* begin DATA IN THIS EXERCISE *

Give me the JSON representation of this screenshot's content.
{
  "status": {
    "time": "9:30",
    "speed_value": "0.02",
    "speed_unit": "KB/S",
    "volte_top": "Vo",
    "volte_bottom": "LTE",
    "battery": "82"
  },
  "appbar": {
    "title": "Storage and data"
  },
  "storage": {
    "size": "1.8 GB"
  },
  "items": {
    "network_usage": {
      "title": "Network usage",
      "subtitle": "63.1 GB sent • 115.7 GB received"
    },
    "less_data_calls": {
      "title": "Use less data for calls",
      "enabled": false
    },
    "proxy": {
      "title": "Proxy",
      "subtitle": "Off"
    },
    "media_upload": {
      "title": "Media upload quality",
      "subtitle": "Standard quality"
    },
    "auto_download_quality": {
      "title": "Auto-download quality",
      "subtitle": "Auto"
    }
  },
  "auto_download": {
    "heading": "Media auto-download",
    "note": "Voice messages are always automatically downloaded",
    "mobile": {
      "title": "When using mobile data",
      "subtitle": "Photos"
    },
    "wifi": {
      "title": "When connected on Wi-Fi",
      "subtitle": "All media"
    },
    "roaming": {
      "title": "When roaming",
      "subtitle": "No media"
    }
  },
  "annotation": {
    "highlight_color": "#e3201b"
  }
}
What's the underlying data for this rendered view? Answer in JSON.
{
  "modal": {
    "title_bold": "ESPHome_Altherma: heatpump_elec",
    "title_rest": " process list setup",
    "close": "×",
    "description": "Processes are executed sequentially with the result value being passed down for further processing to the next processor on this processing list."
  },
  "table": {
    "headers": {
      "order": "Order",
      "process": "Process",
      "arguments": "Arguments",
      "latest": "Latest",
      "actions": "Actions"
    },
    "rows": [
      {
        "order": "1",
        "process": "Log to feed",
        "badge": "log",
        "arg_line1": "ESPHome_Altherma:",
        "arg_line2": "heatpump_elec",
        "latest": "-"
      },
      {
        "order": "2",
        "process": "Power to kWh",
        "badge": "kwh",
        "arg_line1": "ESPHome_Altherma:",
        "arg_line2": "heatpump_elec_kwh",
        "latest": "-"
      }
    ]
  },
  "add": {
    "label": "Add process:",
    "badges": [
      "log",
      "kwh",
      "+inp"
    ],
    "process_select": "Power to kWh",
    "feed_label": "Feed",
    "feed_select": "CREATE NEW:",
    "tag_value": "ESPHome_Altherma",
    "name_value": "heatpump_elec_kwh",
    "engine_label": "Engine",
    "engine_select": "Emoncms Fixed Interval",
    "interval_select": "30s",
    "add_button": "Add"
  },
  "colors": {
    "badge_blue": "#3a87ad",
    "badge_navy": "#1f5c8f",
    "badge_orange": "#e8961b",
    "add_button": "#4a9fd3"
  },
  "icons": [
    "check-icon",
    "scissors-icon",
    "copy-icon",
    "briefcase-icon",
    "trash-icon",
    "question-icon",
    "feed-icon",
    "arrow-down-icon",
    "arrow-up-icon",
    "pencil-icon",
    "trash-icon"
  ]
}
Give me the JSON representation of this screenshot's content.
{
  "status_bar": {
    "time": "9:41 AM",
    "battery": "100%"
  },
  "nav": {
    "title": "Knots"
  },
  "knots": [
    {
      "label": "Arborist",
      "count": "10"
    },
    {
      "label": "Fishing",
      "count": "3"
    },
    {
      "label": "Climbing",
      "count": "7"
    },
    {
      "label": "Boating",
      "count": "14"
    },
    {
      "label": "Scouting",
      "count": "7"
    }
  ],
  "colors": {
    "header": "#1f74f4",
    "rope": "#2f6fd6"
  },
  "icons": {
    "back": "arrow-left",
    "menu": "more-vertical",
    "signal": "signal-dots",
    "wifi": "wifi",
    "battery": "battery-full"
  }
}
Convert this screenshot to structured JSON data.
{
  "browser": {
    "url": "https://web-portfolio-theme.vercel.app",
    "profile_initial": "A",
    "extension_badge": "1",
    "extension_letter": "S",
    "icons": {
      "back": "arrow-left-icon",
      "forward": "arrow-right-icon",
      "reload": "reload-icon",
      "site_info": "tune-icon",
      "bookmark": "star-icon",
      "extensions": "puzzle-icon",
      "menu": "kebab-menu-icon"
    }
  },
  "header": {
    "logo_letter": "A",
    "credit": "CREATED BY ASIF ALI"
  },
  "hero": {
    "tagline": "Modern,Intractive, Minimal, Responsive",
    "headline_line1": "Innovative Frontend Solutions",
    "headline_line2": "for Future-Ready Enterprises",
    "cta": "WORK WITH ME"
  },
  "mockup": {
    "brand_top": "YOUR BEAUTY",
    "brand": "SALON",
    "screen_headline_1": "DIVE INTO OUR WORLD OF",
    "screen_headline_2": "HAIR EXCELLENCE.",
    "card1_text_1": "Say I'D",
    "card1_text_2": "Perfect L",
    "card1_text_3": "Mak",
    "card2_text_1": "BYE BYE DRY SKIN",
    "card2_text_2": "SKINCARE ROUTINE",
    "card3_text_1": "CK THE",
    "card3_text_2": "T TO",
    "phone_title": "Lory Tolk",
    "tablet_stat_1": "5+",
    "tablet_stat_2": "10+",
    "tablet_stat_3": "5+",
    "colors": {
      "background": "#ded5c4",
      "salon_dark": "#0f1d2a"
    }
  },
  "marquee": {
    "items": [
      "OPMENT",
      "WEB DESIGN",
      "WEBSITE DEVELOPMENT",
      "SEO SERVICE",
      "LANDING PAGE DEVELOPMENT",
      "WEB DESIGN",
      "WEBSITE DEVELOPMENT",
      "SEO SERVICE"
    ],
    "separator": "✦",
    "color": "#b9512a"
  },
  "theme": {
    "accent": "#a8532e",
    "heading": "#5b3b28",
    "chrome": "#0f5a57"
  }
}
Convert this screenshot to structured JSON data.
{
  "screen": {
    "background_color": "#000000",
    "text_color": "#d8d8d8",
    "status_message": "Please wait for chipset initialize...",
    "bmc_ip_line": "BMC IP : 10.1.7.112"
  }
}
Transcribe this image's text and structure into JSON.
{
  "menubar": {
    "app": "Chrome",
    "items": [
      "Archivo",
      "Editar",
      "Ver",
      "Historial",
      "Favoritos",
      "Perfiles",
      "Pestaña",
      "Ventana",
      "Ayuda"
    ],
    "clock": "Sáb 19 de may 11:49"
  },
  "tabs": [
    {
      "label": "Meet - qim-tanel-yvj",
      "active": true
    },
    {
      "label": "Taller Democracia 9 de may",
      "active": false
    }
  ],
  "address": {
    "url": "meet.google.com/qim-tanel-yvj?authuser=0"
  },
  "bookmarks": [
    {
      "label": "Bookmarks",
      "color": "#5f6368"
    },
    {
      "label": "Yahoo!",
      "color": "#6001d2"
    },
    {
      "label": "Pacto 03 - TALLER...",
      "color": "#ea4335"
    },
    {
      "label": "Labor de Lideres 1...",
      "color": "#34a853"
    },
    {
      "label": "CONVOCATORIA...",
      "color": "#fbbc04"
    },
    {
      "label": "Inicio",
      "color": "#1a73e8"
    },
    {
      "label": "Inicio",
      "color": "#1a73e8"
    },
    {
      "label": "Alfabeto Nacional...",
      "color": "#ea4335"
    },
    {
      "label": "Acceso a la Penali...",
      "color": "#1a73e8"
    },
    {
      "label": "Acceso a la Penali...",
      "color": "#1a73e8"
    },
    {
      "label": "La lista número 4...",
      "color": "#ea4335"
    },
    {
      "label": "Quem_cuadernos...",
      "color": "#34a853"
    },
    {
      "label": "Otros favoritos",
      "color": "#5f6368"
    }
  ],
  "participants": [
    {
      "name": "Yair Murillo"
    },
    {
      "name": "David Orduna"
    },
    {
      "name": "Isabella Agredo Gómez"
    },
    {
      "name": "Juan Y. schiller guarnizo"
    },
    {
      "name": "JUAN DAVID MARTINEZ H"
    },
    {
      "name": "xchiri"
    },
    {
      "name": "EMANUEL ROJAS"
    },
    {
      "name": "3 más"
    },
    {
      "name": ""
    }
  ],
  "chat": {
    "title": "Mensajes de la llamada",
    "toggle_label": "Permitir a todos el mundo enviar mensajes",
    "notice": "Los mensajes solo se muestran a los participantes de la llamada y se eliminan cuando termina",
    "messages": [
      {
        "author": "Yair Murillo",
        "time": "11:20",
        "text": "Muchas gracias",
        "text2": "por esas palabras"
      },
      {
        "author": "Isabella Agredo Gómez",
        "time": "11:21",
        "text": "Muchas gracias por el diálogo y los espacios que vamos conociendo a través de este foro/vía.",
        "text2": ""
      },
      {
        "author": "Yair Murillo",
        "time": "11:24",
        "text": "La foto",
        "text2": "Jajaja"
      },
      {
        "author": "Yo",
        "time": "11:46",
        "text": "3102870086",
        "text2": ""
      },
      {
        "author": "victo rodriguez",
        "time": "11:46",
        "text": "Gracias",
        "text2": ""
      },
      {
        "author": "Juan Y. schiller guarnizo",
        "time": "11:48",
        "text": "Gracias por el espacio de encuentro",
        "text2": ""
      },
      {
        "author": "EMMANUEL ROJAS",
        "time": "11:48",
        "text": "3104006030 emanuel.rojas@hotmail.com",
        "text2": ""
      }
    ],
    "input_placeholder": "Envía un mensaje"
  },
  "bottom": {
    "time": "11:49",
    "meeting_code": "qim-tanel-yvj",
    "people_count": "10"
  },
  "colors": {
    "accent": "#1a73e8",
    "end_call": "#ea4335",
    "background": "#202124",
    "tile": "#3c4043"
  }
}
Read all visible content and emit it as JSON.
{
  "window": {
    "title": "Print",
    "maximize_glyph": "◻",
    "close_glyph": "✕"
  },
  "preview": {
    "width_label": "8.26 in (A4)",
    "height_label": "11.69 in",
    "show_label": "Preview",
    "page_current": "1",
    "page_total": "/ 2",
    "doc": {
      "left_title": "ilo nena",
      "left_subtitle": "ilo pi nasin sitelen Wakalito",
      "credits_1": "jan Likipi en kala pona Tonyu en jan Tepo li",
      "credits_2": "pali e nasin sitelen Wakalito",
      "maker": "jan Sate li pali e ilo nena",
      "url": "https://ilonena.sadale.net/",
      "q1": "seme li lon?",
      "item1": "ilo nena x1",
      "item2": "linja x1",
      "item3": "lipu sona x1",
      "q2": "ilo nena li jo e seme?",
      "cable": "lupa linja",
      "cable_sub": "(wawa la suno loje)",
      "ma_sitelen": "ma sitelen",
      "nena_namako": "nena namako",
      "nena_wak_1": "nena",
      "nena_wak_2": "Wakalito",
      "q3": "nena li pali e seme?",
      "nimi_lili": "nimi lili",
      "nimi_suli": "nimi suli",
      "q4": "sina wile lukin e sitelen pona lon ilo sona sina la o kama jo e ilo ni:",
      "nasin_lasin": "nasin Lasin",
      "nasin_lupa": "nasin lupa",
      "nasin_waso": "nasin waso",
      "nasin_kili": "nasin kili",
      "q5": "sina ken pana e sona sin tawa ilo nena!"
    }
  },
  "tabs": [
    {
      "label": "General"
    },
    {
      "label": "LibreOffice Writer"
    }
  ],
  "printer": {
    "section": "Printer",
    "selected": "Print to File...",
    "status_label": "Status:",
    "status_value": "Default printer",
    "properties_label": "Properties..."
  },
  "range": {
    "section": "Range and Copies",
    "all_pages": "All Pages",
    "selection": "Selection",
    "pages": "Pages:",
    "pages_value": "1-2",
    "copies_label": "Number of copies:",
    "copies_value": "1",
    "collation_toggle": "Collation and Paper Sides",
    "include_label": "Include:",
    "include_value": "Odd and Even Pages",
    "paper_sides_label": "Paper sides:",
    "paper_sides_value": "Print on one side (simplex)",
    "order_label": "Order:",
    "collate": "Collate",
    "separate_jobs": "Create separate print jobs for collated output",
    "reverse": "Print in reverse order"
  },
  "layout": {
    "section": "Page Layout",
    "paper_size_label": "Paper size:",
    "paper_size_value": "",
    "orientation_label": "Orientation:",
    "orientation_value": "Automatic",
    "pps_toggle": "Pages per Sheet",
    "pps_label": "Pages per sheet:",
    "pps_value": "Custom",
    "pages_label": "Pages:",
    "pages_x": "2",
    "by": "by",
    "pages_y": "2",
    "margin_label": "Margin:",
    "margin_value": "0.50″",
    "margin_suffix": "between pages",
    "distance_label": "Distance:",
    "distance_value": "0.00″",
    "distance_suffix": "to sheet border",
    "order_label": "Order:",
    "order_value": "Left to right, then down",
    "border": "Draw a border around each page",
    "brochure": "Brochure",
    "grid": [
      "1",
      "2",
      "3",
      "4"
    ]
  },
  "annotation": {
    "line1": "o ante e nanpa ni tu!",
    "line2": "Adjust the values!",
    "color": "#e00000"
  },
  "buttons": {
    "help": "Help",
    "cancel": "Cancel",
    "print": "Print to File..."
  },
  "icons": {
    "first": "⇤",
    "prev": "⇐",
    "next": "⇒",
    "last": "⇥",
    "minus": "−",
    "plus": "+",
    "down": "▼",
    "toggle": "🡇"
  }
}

* end DATA IN THIS EXERCISE *

Wherever a line in the data above holds "theme", copy that line.

RIGHT ANSWER
    "url": "https://web-portfolio-theme.vercel.app",
  "theme": {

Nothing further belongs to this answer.